### TASK OBJECTIVE
Collect each line containing "World".

### TASK DATA
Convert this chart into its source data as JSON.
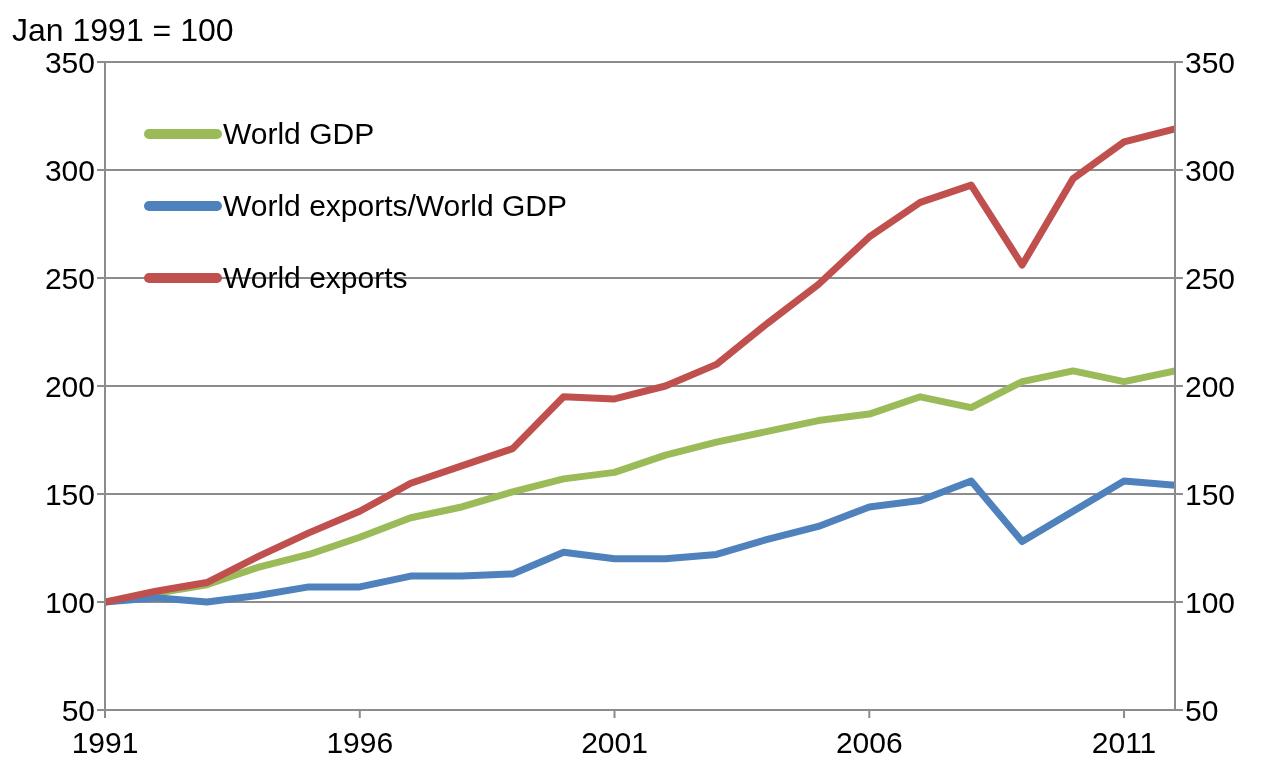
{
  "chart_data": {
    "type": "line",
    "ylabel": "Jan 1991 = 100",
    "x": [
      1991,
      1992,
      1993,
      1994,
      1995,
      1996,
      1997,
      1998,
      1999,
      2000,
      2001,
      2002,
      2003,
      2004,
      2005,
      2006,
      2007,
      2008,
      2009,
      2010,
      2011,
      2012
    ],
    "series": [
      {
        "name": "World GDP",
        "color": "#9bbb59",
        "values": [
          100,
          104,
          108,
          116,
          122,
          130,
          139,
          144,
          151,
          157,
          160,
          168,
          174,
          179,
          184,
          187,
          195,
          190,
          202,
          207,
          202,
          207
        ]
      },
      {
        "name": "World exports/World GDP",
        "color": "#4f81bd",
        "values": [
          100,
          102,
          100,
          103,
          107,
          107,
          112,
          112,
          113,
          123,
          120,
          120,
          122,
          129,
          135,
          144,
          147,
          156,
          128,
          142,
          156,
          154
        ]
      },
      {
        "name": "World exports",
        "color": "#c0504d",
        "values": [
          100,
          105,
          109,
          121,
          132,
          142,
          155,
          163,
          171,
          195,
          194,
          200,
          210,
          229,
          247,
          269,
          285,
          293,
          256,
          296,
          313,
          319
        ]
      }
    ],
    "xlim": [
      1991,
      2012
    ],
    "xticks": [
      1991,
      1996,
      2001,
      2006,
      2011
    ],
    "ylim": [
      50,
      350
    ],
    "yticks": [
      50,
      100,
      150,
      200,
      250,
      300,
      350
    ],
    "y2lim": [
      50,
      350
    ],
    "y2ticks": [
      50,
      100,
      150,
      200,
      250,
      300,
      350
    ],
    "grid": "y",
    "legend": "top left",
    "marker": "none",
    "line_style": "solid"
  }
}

### SOLUTION FOR THIS TASK
        "name": "World GDP",
        "name": "World exports/World GDP",
        "name": "World exports",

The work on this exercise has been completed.